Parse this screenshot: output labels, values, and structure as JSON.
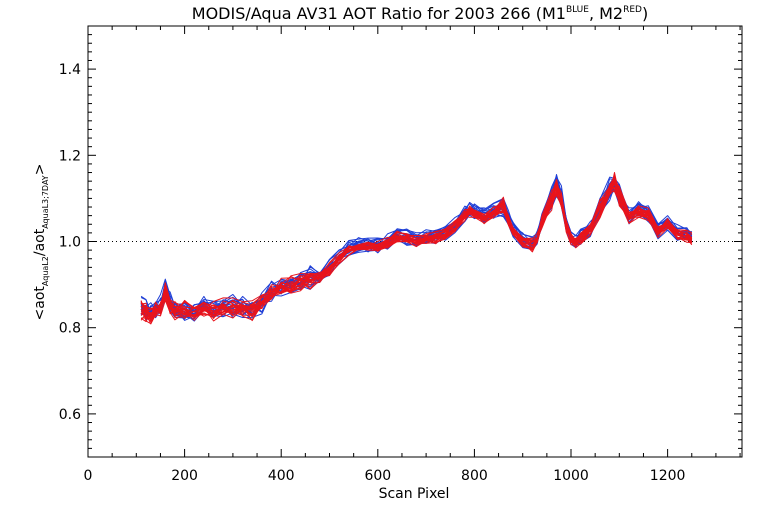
{
  "chart_data": {
    "type": "line",
    "title": {
      "main": "MODIS/Aqua AV31 AOT Ratio for 2003 266 (M1",
      "sup1": "BLUE",
      "mid": ", M2",
      "sup2": "RED",
      "end": ")"
    },
    "xlabel": "Scan Pixel",
    "ylabel": {
      "pre": "<aot",
      "sub1": "AquaL2",
      "mid": "/aot",
      "sub2": "AquaL3;7DAY",
      "post": ">"
    },
    "xlim": [
      0,
      1354
    ],
    "ylim": [
      0.5,
      1.5
    ],
    "xticks": [
      0,
      200,
      400,
      600,
      800,
      1000,
      1200
    ],
    "xticklabels": [
      "0",
      "200",
      "400",
      "600",
      "800",
      "1000",
      "1200"
    ],
    "yticks": [
      0.6,
      0.8,
      1.0,
      1.2,
      1.4
    ],
    "yticklabels": [
      "0.6",
      "0.8",
      "1.0",
      "1.2",
      "1.4"
    ],
    "reference_line": {
      "y": 1.0,
      "style": "dotted"
    },
    "grid": false,
    "colors": {
      "M1": "#1f3fd6",
      "M2": "#e8141c"
    },
    "series": [
      {
        "group": "M1",
        "x": [
          110,
          120,
          130,
          140,
          150,
          160,
          170,
          180,
          200,
          220,
          240,
          260,
          280,
          300,
          320,
          340,
          360,
          380,
          400,
          420,
          440,
          460,
          480,
          500,
          520,
          540,
          560,
          580,
          600,
          620,
          640,
          660,
          680,
          700,
          720,
          740,
          760,
          780,
          790,
          800,
          820,
          840,
          860,
          870,
          880,
          900,
          920,
          930,
          940,
          960,
          970,
          980,
          990,
          1000,
          1010,
          1020,
          1040,
          1060,
          1080,
          1090,
          1100,
          1120,
          1140,
          1160,
          1180,
          1200,
          1220,
          1240,
          1250
        ],
        "values": [
          0.845,
          0.84,
          0.83,
          0.845,
          0.85,
          0.89,
          0.855,
          0.845,
          0.845,
          0.838,
          0.845,
          0.84,
          0.848,
          0.85,
          0.845,
          0.842,
          0.86,
          0.885,
          0.898,
          0.902,
          0.908,
          0.915,
          0.922,
          0.94,
          0.965,
          0.985,
          0.99,
          0.992,
          0.99,
          1.0,
          1.015,
          1.01,
          1.005,
          1.01,
          1.012,
          1.02,
          1.04,
          1.065,
          1.075,
          1.07,
          1.06,
          1.07,
          1.085,
          1.055,
          1.03,
          1.005,
          0.995,
          1.01,
          1.05,
          1.1,
          1.13,
          1.1,
          1.04,
          1.01,
          1.0,
          1.01,
          1.03,
          1.08,
          1.12,
          1.14,
          1.11,
          1.06,
          1.075,
          1.065,
          1.025,
          1.045,
          1.02,
          1.015,
          1.01
        ]
      }
    ]
  }
}
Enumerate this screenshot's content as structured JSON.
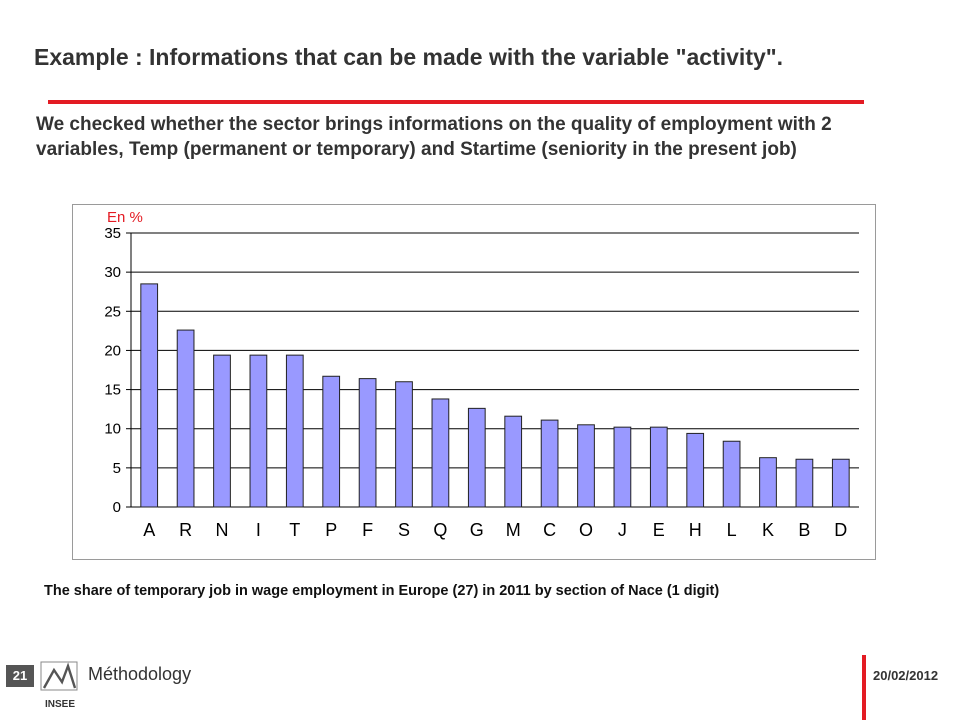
{
  "slide": {
    "title": "Example : Informations that can be made with the variable \"activity\".",
    "intro": "We checked whether the sector brings informations on the quality of employment with 2 variables, Temp (permanent or temporary) and Startime (seniority in the present job)",
    "caption": "The share of temporary job in wage employment in Europe (27) in 2011 by section of Nace (1 digit)",
    "page_number": "21",
    "section": "Méthodology",
    "date": "20/02/2012",
    "logo_text": "INSEE",
    "colors": {
      "accent": "#e31b23",
      "badge": "#555555",
      "bar_fill": "#9999ff",
      "bar_stroke": "#222222"
    }
  },
  "chart_data": {
    "type": "bar",
    "ylabel": "En %",
    "ylim": [
      0,
      35
    ],
    "yticks": [
      0,
      5,
      10,
      15,
      20,
      25,
      30,
      35
    ],
    "grid": true,
    "categories": [
      "A",
      "R",
      "N",
      "I",
      "T",
      "P",
      "F",
      "S",
      "Q",
      "G",
      "M",
      "C",
      "O",
      "J",
      "E",
      "H",
      "L",
      "K",
      "B",
      "D"
    ],
    "values": [
      28.5,
      22.6,
      19.4,
      19.4,
      19.4,
      16.7,
      16.4,
      16.0,
      13.8,
      12.6,
      11.6,
      11.1,
      10.5,
      10.2,
      10.2,
      9.4,
      8.4,
      6.3,
      6.1,
      6.1
    ]
  }
}
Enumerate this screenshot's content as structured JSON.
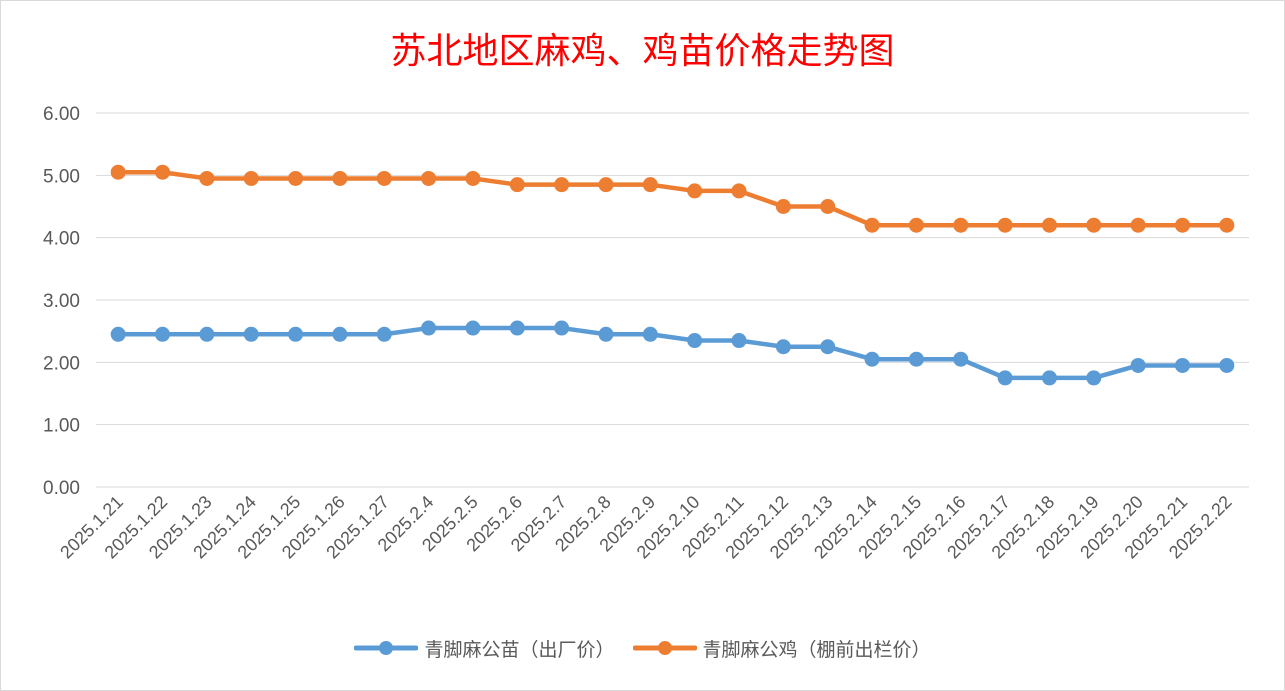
{
  "chart_data": {
    "type": "line",
    "title": "苏北地区麻鸡、鸡苗价格走势图",
    "xlabel": "",
    "ylabel": "",
    "ylim": [
      0,
      6
    ],
    "yticks": [
      "0.00",
      "1.00",
      "2.00",
      "3.00",
      "4.00",
      "5.00",
      "6.00"
    ],
    "grid": true,
    "legend_position": "bottom",
    "categories": [
      "2025.1.21",
      "2025.1.22",
      "2025.1.23",
      "2025.1.24",
      "2025.1.25",
      "2025.1.26",
      "2025.1.27",
      "2025.2.4",
      "2025.2.5",
      "2025.2.6",
      "2025.2.7",
      "2025.2.8",
      "2025.2.9",
      "2025.2.10",
      "2025.2.11",
      "2025.2.12",
      "2025.2.13",
      "2025.2.14",
      "2025.2.15",
      "2025.2.16",
      "2025.2.17",
      "2025.2.18",
      "2025.2.19",
      "2025.2.20",
      "2025.2.21",
      "2025.2.22"
    ],
    "series": [
      {
        "name": "青脚麻公苗（出厂价）",
        "color": "#5b9bd5",
        "values": [
          2.45,
          2.45,
          2.45,
          2.45,
          2.45,
          2.45,
          2.45,
          2.55,
          2.55,
          2.55,
          2.55,
          2.45,
          2.45,
          2.35,
          2.35,
          2.25,
          2.25,
          2.05,
          2.05,
          2.05,
          1.75,
          1.75,
          1.75,
          1.95,
          1.95,
          1.95
        ]
      },
      {
        "name": "青脚麻公鸡（棚前出栏价）",
        "color": "#ed7d31",
        "values": [
          5.05,
          5.05,
          4.95,
          4.95,
          4.95,
          4.95,
          4.95,
          4.95,
          4.95,
          4.85,
          4.85,
          4.85,
          4.85,
          4.75,
          4.75,
          4.5,
          4.5,
          4.2,
          4.2,
          4.2,
          4.2,
          4.2,
          4.2,
          4.2,
          4.2,
          4.2
        ]
      }
    ]
  }
}
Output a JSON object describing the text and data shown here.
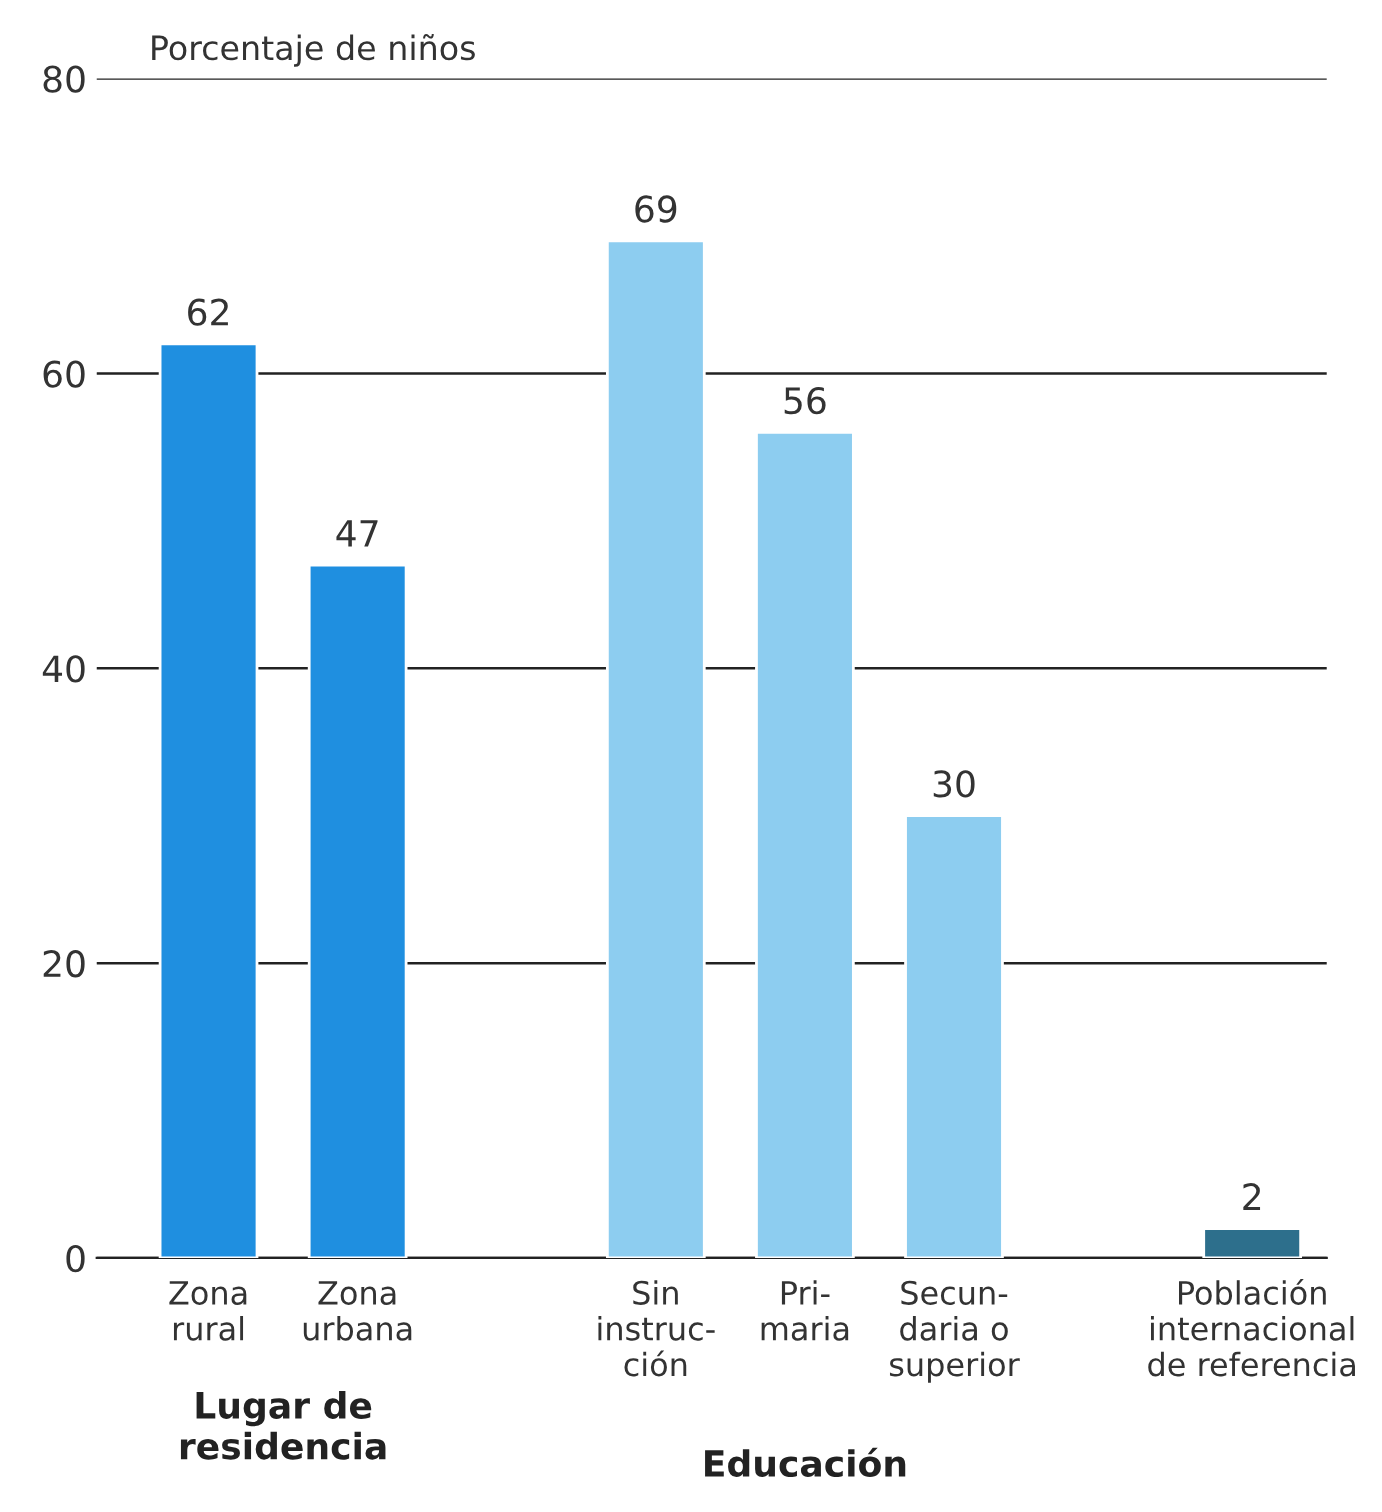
{
  "chart_data": {
    "type": "bar",
    "ylabel": "Porcentaje de niños",
    "categories": [
      "Zona\nrural",
      "Zona\nurbana",
      null,
      "Sin\ninstruc-\nción",
      "Pri-\nmaria",
      "Secun-\ndaria o\nsuperior",
      null,
      "Población\ninternacional\nde referencia"
    ],
    "values": [
      62,
      47,
      null,
      69,
      56,
      30,
      null,
      2
    ],
    "colors": [
      "#1f8fe0",
      "#1f8fe0",
      "#1f8fe0",
      "#8dcdf0",
      "#8dcdf0",
      "#8dcdf0",
      "#2d6f8c",
      "#2d6f8c"
    ],
    "ylim": [
      0,
      80
    ],
    "yticks": [
      0,
      20,
      40,
      60,
      80
    ],
    "grid": "y",
    "data_labels": true,
    "annotations": [
      "Lugar de\nresidencia",
      "Educación"
    ]
  }
}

» EXERCISE AIM
Return all of the entries exactly as written, but drop any pictures they hold.

» FULL SOLUTION
Parse this screenshot: output labels, values, and structure as JSON.
{
  "chart_data": {
    "type": "line",
    "title": {
      "main": "MODIS/Aqua AV31 AOT Ratio for 2003 266 (M1",
      "sup1": "BLUE",
      "mid": ", M2",
      "sup2": "RED",
      "end": ")"
    },
    "xlabel": "Scan Pixel",
    "ylabel": {
      "pre": "<aot",
      "sub1": "AquaL2",
      "mid": "/aot",
      "sub2": "AquaL3;7DAY",
      "post": ">"
    },
    "xlim": [
      0,
      1354
    ],
    "ylim": [
      0.5,
      1.5
    ],
    "xticks": [
      0,
      200,
      400,
      600,
      800,
      1000,
      1200
    ],
    "xticklabels": [
      "0",
      "200",
      "400",
      "600",
      "800",
      "1000",
      "1200"
    ],
    "yticks": [
      0.6,
      0.8,
      1.0,
      1.2,
      1.4
    ],
    "yticklabels": [
      "0.6",
      "0.8",
      "1.0",
      "1.2",
      "1.4"
    ],
    "reference_line": {
      "y": 1.0,
      "style": "dotted"
    },
    "grid": false,
    "colors": {
      "M1": "#1f3fd6",
      "M2": "#e8141c"
    },
    "series": [
      {
        "group": "M1",
        "x": [
          110,
          120,
          130,
          140,
          150,
          160,
          170,
          180,
          200,
          220,
          240,
          260,
          280,
          300,
          320,
          340,
          360,
          380,
          400,
          420,
          440,
          460,
          480,
          500,
          520,
          540,
          560,
          580,
          600,
          620,
          640,
          660,
          680,
          700,
          720,
          740,
          760,
          780,
          790,
          800,
          820,
          840,
          860,
          870,
          880,
          900,
          920,
          930,
          940,
          960,
          970,
          980,
          990,
          1000,
          1010,
          1020,
          1040,
          1060,
          1080,
          1090,
          1100,
          1120,
          1140,
          1160,
          1180,
          1200,
          1220,
          1240,
          1250
        ],
        "values": [
          0.845,
          0.84,
          0.83,
          0.845,
          0.85,
          0.89,
          0.855,
          0.845,
          0.845,
          0.838,
          0.845,
          0.84,
          0.848,
          0.85,
          0.845,
          0.842,
          0.86,
          0.885,
          0.898,
          0.902,
          0.908,
          0.915,
          0.922,
          0.94,
          0.965,
          0.985,
          0.99,
          0.992,
          0.99,
          1.0,
          1.015,
          1.01,
          1.005,
          1.01,
          1.012,
          1.02,
          1.04,
          1.065,
          1.075,
          1.07,
          1.06,
          1.07,
          1.085,
          1.055,
          1.03,
          1.005,
          0.995,
          1.01,
          1.05,
          1.1,
          1.13,
          1.1,
          1.04,
          1.01,
          1.0,
          1.01,
          1.03,
          1.08,
          1.12,
          1.14,
          1.11,
          1.06,
          1.075,
          1.065,
          1.025,
          1.045,
          1.02,
          1.015,
          1.01
        ]
      }
    ]
  }
}
Enumerate this screenshot's content as structured JSON.
{
  "slide": {
    "title": "Example : Informations that can be made with the variable \"activity\".",
    "intro": "We checked whether the sector brings informations on the quality of employment with 2 variables, Temp (permanent or temporary) and Startime (seniority in the present job)",
    "caption": "The share of temporary job in wage employment in Europe (27) in 2011 by section of Nace (1 digit)",
    "page_number": "21",
    "section": "Méthodology",
    "date": "20/02/2012",
    "logo_text": "INSEE",
    "colors": {
      "accent": "#e31b23",
      "badge": "#555555",
      "bar_fill": "#9999ff",
      "bar_stroke": "#222222"
    }
  },
  "chart_data": {
    "type": "bar",
    "ylabel": "En %",
    "ylim": [
      0,
      35
    ],
    "yticks": [
      0,
      5,
      10,
      15,
      20,
      25,
      30,
      35
    ],
    "grid": true,
    "categories": [
      "A",
      "R",
      "N",
      "I",
      "T",
      "P",
      "F",
      "S",
      "Q",
      "G",
      "M",
      "C",
      "O",
      "J",
      "E",
      "H",
      "L",
      "K",
      "B",
      "D"
    ],
    "values": [
      28.5,
      22.6,
      19.4,
      19.4,
      19.4,
      16.7,
      16.4,
      16.0,
      13.8,
      12.6,
      11.6,
      11.1,
      10.5,
      10.2,
      10.2,
      9.4,
      8.4,
      6.3,
      6.1,
      6.1
    ]
  }
}
Enumerate this screenshot's content as structured JSON.
{
  "chart_data": {
    "type": "line",
    "title": "苏北地区麻鸡、鸡苗价格走势图",
    "xlabel": "",
    "ylabel": "",
    "ylim": [
      0,
      6
    ],
    "yticks": [
      "0.00",
      "1.00",
      "2.00",
      "3.00",
      "4.00",
      "5.00",
      "6.00"
    ],
    "grid": true,
    "legend_position": "bottom",
    "categories": [
      "2025.1.21",
      "2025.1.22",
      "2025.1.23",
      "2025.1.24",
      "2025.1.25",
      "2025.1.26",
      "2025.1.27",
      "2025.2.4",
      "2025.2.5",
      "2025.2.6",
      "2025.2.7",
      "2025.2.8",
      "2025.2.9",
      "2025.2.10",
      "2025.2.11",
      "2025.2.12",
      "2025.2.13",
      "2025.2.14",
      "2025.2.15",
      "2025.2.16",
      "2025.2.17",
      "2025.2.18",
      "2025.2.19",
      "2025.2.20",
      "2025.2.21",
      "2025.2.22"
    ],
    "series": [
      {
        "name": "青脚麻公苗（出厂价）",
        "color": "#5b9bd5",
        "values": [
          2.45,
          2.45,
          2.45,
          2.45,
          2.45,
          2.45,
          2.45,
          2.55,
          2.55,
          2.55,
          2.55,
          2.45,
          2.45,
          2.35,
          2.35,
          2.25,
          2.25,
          2.05,
          2.05,
          2.05,
          1.75,
          1.75,
          1.75,
          1.95,
          1.95,
          1.95
        ]
      },
      {
        "name": "青脚麻公鸡（棚前出栏价）",
        "color": "#ed7d31",
        "values": [
          5.05,
          5.05,
          4.95,
          4.95,
          4.95,
          4.95,
          4.95,
          4.95,
          4.95,
          4.85,
          4.85,
          4.85,
          4.85,
          4.75,
          4.75,
          4.5,
          4.5,
          4.2,
          4.2,
          4.2,
          4.2,
          4.2,
          4.2,
          4.2,
          4.2,
          4.2
        ]
      }
    ]
  }
}
Output a JSON object describing the text and data shown here.
{
  "chart_data": {
    "type": "bar",
    "ylabel": "Porcentaje de niños",
    "categories": [
      "Zona\nrural",
      "Zona\nurbana",
      null,
      "Sin\ninstruc-\nción",
      "Pri-\nmaria",
      "Secun-\ndaria o\nsuperior",
      null,
      "Población\ninternacional\nde referencia"
    ],
    "values": [
      62,
      47,
      null,
      69,
      56,
      30,
      null,
      2
    ],
    "colors": [
      "#1f8fe0",
      "#1f8fe0",
      "#1f8fe0",
      "#8dcdf0",
      "#8dcdf0",
      "#8dcdf0",
      "#2d6f8c",
      "#2d6f8c"
    ],
    "ylim": [
      0,
      80
    ],
    "yticks": [
      0,
      20,
      40,
      60,
      80
    ],
    "grid": "y",
    "data_labels": true,
    "annotations": [
      "Lugar de\nresidencia",
      "Educación"
    ]
  }
}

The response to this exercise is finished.